[Extracted data entries]
* * *

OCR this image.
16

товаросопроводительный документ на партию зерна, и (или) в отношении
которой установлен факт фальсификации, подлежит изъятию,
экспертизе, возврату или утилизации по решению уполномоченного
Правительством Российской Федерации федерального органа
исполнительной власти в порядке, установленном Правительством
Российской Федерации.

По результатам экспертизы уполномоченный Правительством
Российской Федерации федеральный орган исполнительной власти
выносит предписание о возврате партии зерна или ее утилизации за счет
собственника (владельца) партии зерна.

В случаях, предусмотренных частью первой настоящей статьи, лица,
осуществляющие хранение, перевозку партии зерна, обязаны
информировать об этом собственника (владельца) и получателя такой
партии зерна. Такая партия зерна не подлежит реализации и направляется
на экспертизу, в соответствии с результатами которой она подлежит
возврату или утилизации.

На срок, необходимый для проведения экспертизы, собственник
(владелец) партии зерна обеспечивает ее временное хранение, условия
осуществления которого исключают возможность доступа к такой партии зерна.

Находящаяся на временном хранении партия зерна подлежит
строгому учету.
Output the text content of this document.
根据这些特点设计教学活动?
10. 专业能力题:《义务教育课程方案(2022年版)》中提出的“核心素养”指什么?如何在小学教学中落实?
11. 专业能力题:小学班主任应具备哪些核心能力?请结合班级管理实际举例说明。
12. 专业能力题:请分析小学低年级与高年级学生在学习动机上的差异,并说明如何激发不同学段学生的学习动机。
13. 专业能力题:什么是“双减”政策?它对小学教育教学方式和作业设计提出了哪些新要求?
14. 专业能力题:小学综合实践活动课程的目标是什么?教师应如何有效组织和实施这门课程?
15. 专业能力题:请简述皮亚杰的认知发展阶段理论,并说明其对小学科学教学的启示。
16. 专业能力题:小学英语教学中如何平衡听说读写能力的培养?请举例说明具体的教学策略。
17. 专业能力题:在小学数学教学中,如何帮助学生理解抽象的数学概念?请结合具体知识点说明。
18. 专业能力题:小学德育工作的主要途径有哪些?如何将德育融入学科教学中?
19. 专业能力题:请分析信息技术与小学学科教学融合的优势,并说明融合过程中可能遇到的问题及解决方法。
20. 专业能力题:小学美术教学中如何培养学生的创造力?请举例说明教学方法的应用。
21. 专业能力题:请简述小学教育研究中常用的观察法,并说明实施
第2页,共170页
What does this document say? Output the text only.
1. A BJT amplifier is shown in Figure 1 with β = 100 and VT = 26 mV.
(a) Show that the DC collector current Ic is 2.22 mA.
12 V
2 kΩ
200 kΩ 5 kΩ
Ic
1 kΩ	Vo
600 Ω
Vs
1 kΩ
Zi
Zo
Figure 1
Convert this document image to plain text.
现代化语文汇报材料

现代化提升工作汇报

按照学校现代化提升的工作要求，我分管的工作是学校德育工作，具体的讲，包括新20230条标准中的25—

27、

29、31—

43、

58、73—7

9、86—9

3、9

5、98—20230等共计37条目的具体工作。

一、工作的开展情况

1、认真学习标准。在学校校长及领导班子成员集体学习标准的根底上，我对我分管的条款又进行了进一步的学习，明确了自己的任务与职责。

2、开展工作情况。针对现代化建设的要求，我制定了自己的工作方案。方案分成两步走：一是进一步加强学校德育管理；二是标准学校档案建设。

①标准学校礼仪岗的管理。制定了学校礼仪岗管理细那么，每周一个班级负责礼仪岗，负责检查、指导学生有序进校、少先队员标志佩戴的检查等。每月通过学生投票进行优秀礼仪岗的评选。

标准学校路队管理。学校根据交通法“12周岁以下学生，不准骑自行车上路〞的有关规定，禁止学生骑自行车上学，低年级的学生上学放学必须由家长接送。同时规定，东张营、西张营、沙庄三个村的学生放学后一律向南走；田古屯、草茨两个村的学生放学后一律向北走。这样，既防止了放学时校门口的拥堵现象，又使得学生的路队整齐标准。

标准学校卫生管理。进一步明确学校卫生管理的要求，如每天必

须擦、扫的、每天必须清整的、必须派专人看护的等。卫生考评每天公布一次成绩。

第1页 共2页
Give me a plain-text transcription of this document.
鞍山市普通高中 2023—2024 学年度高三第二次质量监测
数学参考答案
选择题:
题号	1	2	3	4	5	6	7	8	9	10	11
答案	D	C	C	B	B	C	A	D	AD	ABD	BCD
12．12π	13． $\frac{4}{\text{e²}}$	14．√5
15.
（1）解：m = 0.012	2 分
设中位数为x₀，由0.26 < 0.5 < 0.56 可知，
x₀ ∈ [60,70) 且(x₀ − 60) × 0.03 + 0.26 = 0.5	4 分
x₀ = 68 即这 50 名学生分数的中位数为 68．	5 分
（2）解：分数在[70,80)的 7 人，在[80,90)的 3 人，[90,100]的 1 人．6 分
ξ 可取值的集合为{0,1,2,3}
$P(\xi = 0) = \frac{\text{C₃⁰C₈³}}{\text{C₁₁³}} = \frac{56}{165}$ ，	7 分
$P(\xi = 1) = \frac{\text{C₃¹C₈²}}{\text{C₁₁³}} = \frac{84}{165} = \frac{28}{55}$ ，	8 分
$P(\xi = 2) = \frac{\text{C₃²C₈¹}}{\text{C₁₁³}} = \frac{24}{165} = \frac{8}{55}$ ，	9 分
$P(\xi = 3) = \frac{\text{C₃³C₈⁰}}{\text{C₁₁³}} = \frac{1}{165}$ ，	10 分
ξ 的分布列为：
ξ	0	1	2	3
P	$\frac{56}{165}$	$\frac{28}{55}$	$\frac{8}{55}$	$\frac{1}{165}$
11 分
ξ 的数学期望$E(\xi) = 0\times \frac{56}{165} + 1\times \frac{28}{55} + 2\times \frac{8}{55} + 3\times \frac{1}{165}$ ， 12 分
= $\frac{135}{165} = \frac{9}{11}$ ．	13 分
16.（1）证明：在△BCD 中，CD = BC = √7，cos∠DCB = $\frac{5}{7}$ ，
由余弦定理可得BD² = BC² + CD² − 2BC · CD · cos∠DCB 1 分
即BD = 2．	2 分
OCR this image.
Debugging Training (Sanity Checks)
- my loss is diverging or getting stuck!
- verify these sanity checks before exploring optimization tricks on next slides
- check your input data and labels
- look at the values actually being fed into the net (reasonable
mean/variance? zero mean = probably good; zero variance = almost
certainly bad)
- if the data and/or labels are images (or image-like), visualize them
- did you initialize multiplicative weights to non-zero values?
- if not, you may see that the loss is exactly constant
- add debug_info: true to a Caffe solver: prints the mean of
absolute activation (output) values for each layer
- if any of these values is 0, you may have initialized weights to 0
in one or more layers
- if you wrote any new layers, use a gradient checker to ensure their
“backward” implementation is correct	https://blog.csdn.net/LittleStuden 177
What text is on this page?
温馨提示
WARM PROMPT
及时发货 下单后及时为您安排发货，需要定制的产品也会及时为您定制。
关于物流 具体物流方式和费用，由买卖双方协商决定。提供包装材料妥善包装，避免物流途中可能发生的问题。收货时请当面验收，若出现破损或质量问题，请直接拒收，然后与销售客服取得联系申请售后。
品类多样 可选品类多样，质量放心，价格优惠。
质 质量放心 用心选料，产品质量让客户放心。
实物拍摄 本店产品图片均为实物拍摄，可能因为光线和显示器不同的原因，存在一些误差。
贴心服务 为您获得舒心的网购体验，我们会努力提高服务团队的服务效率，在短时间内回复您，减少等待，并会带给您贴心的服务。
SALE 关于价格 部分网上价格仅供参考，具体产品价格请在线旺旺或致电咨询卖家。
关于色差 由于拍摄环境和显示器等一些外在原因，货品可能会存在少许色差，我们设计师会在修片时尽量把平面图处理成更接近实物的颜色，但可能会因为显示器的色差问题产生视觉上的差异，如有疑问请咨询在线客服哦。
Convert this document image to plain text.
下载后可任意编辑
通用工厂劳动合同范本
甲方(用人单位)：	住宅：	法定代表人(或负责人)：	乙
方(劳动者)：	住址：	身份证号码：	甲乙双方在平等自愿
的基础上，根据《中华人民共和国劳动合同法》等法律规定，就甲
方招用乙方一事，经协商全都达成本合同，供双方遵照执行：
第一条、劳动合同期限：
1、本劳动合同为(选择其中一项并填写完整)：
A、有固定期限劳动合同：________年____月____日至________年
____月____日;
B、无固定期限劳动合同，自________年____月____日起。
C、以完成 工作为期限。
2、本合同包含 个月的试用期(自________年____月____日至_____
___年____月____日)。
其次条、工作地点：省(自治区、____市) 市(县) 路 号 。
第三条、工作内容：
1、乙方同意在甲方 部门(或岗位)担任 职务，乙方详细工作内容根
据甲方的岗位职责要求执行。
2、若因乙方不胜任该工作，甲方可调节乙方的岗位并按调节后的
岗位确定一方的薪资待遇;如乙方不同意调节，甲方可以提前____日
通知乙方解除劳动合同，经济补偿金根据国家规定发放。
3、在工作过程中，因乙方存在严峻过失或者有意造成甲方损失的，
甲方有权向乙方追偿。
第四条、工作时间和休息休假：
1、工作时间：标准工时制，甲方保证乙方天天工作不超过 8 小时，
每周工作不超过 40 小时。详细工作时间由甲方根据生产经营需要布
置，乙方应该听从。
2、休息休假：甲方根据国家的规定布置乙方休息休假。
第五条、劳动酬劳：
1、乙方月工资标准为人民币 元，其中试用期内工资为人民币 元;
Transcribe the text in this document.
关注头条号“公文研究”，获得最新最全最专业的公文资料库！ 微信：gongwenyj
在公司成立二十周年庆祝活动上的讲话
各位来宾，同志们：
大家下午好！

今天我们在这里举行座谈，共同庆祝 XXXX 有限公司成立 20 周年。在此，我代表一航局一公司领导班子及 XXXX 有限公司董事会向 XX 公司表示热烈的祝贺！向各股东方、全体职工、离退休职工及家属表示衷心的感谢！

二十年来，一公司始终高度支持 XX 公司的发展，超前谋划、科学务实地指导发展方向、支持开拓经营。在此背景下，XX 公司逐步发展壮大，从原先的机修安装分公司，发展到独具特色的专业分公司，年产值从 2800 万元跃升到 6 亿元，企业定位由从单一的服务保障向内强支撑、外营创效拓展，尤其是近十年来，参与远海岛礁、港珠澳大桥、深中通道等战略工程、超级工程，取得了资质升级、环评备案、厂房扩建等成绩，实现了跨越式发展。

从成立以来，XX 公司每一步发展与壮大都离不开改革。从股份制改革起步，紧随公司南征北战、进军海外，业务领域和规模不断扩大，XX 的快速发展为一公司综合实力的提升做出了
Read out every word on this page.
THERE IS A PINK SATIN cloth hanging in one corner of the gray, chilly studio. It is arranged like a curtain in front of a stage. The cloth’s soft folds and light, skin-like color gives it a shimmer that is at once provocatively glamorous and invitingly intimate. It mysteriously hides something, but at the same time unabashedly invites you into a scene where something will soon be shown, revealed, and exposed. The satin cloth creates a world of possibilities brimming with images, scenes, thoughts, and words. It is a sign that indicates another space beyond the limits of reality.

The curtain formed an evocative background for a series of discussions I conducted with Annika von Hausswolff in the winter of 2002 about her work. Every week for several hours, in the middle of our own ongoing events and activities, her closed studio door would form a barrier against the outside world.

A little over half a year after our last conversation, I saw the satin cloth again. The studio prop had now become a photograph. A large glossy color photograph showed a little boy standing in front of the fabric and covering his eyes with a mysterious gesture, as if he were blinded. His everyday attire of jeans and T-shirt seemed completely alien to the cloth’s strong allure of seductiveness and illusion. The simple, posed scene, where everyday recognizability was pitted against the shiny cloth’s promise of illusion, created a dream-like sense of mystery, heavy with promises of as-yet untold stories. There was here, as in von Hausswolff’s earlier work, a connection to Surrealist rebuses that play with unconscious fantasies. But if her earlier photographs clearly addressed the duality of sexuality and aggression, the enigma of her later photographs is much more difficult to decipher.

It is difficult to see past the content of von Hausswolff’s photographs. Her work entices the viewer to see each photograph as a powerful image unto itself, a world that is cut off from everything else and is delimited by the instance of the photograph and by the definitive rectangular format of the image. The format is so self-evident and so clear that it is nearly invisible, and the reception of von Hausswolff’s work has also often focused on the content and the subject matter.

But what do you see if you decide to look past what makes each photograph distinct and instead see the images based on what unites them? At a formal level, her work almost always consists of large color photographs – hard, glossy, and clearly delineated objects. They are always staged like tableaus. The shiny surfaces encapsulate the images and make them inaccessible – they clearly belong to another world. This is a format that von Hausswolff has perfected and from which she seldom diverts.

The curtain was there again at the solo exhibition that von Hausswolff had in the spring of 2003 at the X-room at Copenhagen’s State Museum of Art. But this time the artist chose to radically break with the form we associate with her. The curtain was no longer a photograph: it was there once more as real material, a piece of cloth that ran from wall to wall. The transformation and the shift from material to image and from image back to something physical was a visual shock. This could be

* * *

▶ **GOAL OF THE EXERCISE**:
Track down the lines that include the word "Figure" and copy them.

▶ **EXERCISE ANSWER**:
1. A BJT amplifier is shown in Figure 1 with β = 100 and VT = 26 mV.
Figure 1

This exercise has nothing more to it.